*Requirements:*
Report how many lines in the records hold the string "صالح"; give the number and nothing else.

*Task input:*
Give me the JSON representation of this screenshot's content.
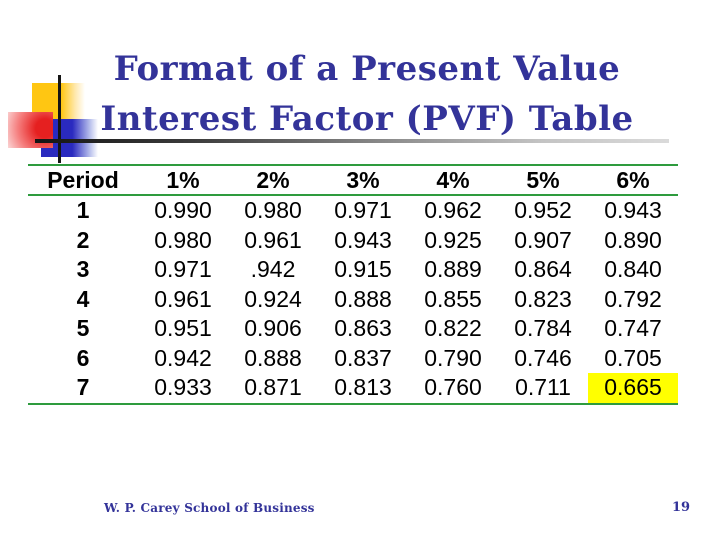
{
  "title": {
    "line1": "Format of a Present Value",
    "line2": "Interest Factor (PVF) Table"
  },
  "table": {
    "headers": [
      "Period",
      "1%",
      "2%",
      "3%",
      "4%",
      "5%",
      "6%"
    ],
    "rows": [
      {
        "period": "1",
        "values": [
          "0.990",
          "0.980",
          "0.971",
          "0.962",
          "0.952",
          "0.943"
        ]
      },
      {
        "period": "2",
        "values": [
          "0.980",
          "0.961",
          "0.943",
          "0.925",
          "0.907",
          "0.890"
        ]
      },
      {
        "period": "3",
        "values": [
          "0.971",
          ".942",
          "0.915",
          "0.889",
          "0.864",
          "0.840"
        ]
      },
      {
        "period": "4",
        "values": [
          "0.961",
          "0.924",
          "0.888",
          "0.855",
          "0.823",
          "0.792"
        ]
      },
      {
        "period": "5",
        "values": [
          "0.951",
          "0.906",
          "0.863",
          "0.822",
          "0.784",
          "0.747"
        ]
      },
      {
        "period": "6",
        "values": [
          "0.942",
          "0.888",
          "0.837",
          "0.790",
          "0.746",
          "0.705"
        ]
      },
      {
        "period": "7",
        "values": [
          "0.933",
          "0.871",
          "0.813",
          "0.760",
          "0.711",
          "0.665"
        ]
      }
    ],
    "highlight_cell": {
      "row_index": 6,
      "col_index": 5,
      "value": "0.665"
    }
  },
  "footer": {
    "organization": "W. P. Carey School of Business",
    "page_number": "19"
  },
  "colors": {
    "title_text": "#333399",
    "table_rule_green": "#2e9b3e",
    "highlight_yellow": "#ffff00",
    "logo_gold": "#ffc612",
    "logo_red": "#e52020",
    "logo_blue": "#2a2abf",
    "footer_text": "#333399"
  }
}
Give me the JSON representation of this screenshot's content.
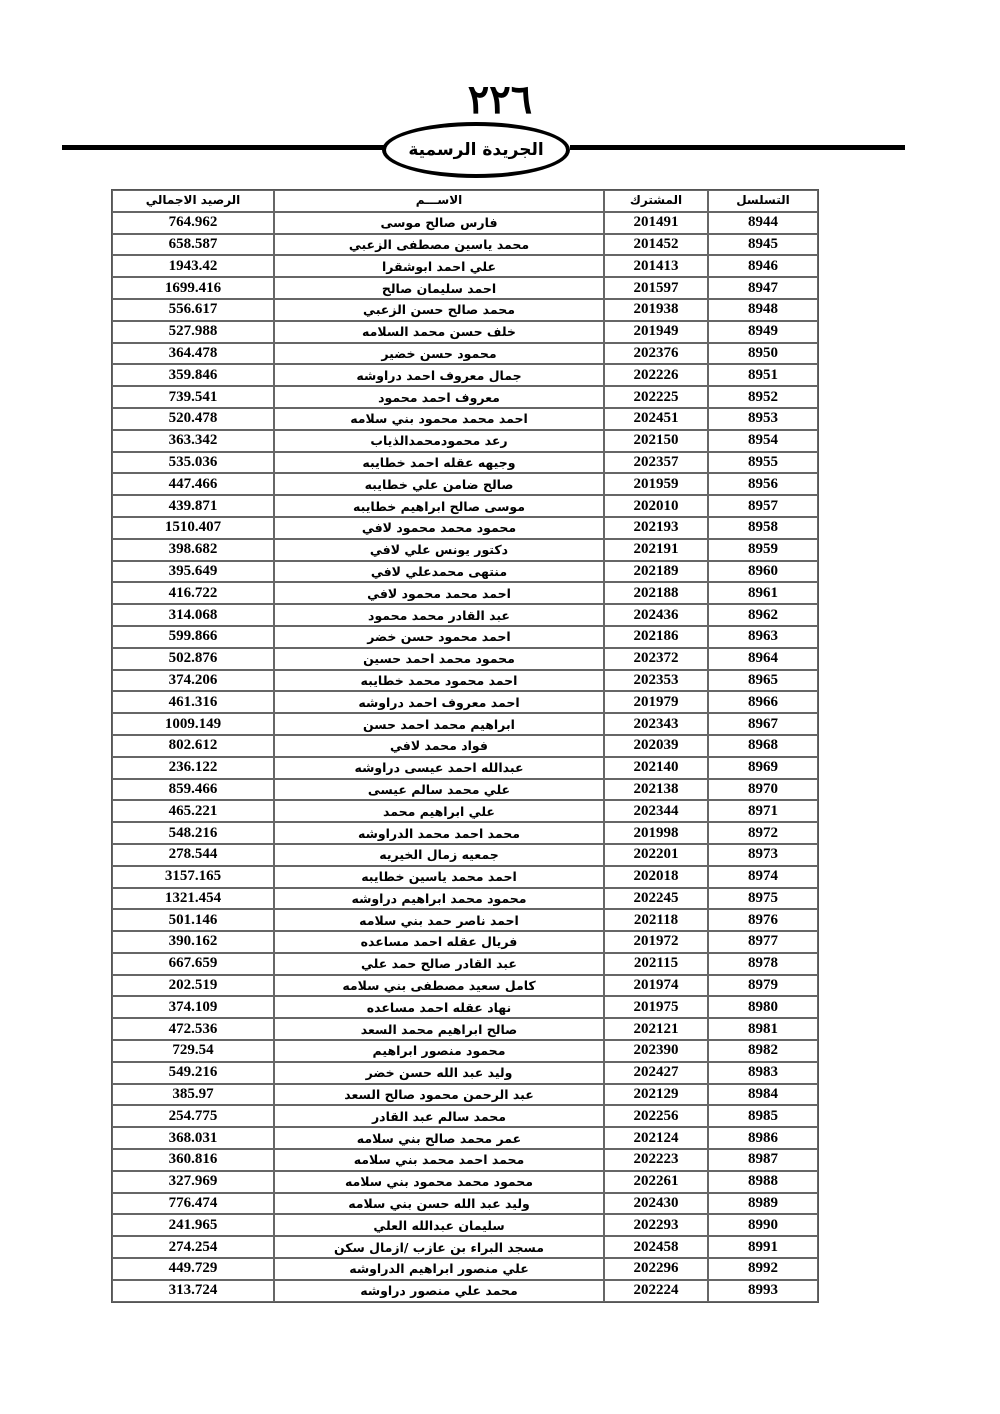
{
  "page_number": "٢٢٦",
  "header_title": "الجريدة الرسمية",
  "columns": [
    "التسلسل",
    "المشترك",
    "الاســـم",
    "الرصيد الاجمالي"
  ],
  "rows": [
    [
      "8944",
      "201491",
      "فارس صالح موسى",
      "764.962"
    ],
    [
      "8945",
      "201452",
      "محمد ياسين مصطفى الزعبي",
      "658.587"
    ],
    [
      "8946",
      "201413",
      "علي احمد ابوشقرا",
      "1943.42"
    ],
    [
      "8947",
      "201597",
      "احمد سليمان صالح",
      "1699.416"
    ],
    [
      "8948",
      "201938",
      "محمد صالح حسن الزعبي",
      "556.617"
    ],
    [
      "8949",
      "201949",
      "خلف حسن محمد السلامه",
      "527.988"
    ],
    [
      "8950",
      "202376",
      "محمود حسن خضير",
      "364.478"
    ],
    [
      "8951",
      "202226",
      "جمال معروف احمد دراوشه",
      "359.846"
    ],
    [
      "8952",
      "202225",
      "معروف  احمد محمود",
      "739.541"
    ],
    [
      "8953",
      "202451",
      "احمد محمد محمود بني سلامه",
      "520.478"
    ],
    [
      "8954",
      "202150",
      "رعد محمودمحمدالذياب",
      "363.342"
    ],
    [
      "8955",
      "202357",
      "وجيهه عقله احمد خطايبه",
      "535.036"
    ],
    [
      "8956",
      "201959",
      "صالح ضامن علي خطايبه",
      "447.466"
    ],
    [
      "8957",
      "202010",
      "موسى صالح ابراهيم خطايبه",
      "439.871"
    ],
    [
      "8958",
      "202193",
      "محمود محمد محمود لافي",
      "1510.407"
    ],
    [
      "8959",
      "202191",
      "دكتور يونس  علي لافي",
      "398.682"
    ],
    [
      "8960",
      "202189",
      "منتهى محمدعلي لافي",
      "395.649"
    ],
    [
      "8961",
      "202188",
      "احمد محمد محمود  لافي",
      "416.722"
    ],
    [
      "8962",
      "202436",
      "عبد القادر محمد محمود",
      "314.068"
    ],
    [
      "8963",
      "202186",
      "احمد محمود حسن خضر",
      "599.866"
    ],
    [
      "8964",
      "202372",
      "محمود محمد احمد حسين",
      "502.876"
    ],
    [
      "8965",
      "202353",
      "احمد محمود محمد خطايبه",
      "374.206"
    ],
    [
      "8966",
      "201979",
      "احمد معروف احمد دراوشه",
      "461.316"
    ],
    [
      "8967",
      "202343",
      "ابراهيم محمد احمد حسن",
      "1009.149"
    ],
    [
      "8968",
      "202039",
      "فواد محمد لافي",
      "802.612"
    ],
    [
      "8969",
      "202140",
      "عبدالله احمد عيسى دراوشه",
      "236.122"
    ],
    [
      "8970",
      "202138",
      "علي محمد سالم عيسى",
      "859.466"
    ],
    [
      "8971",
      "202344",
      "علي ابراهيم محمد",
      "465.221"
    ],
    [
      "8972",
      "201998",
      "محمد احمد محمد الدراوشه",
      "548.216"
    ],
    [
      "8973",
      "202201",
      "جمعيه زمال الخيريه",
      "278.544"
    ],
    [
      "8974",
      "202018",
      "احمد محمد ياسين خطايبه",
      "3157.165"
    ],
    [
      "8975",
      "202245",
      "محمود محمد ابراهيم دراوشه",
      "1321.454"
    ],
    [
      "8976",
      "202118",
      "احمد ناصر حمد بني سلامه",
      "501.146"
    ],
    [
      "8977",
      "201972",
      "فريال عقله احمد مساعده",
      "390.162"
    ],
    [
      "8978",
      "202115",
      "عبد القادر صالح حمد علي",
      "667.659"
    ],
    [
      "8979",
      "201974",
      "كامل سعيد مصطفى بني سلامه",
      "202.519"
    ],
    [
      "8980",
      "201975",
      "نهاد عقله احمد مساعده",
      "374.109"
    ],
    [
      "8981",
      "202121",
      "صالح ابراهيم محمد السعد",
      "472.536"
    ],
    [
      "8982",
      "202390",
      "محمود منصور ابراهيم",
      "729.54"
    ],
    [
      "8983",
      "202427",
      "وليد عبد الله حسن خضر",
      "549.216"
    ],
    [
      "8984",
      "202129",
      "عبد الرحمن محمود صالح السعد",
      "385.97"
    ],
    [
      "8985",
      "202256",
      "محمد سالم عبد القادر",
      "254.775"
    ],
    [
      "8986",
      "202124",
      "عمر محمد صالح بني سلامه",
      "368.031"
    ],
    [
      "8987",
      "202223",
      "محمد احمد محمد بني سلامه",
      "360.816"
    ],
    [
      "8988",
      "202261",
      "محمود محمد محمود بني سلامه",
      "327.969"
    ],
    [
      "8989",
      "202430",
      "وليد عبد الله حسن بني سلامه",
      "776.474"
    ],
    [
      "8990",
      "202293",
      "سليمان عبدالله العلي",
      "241.965"
    ],
    [
      "8991",
      "202458",
      "مسجد البراء بن عازب /ازمال سكن",
      "274.254"
    ],
    [
      "8992",
      "202296",
      "علي منصور ابراهيم الدراوشه",
      "449.729"
    ],
    [
      "8993",
      "202224",
      "محمد علي منصور دراوشه",
      "313.724"
    ]
  ]
}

*Task result:*
9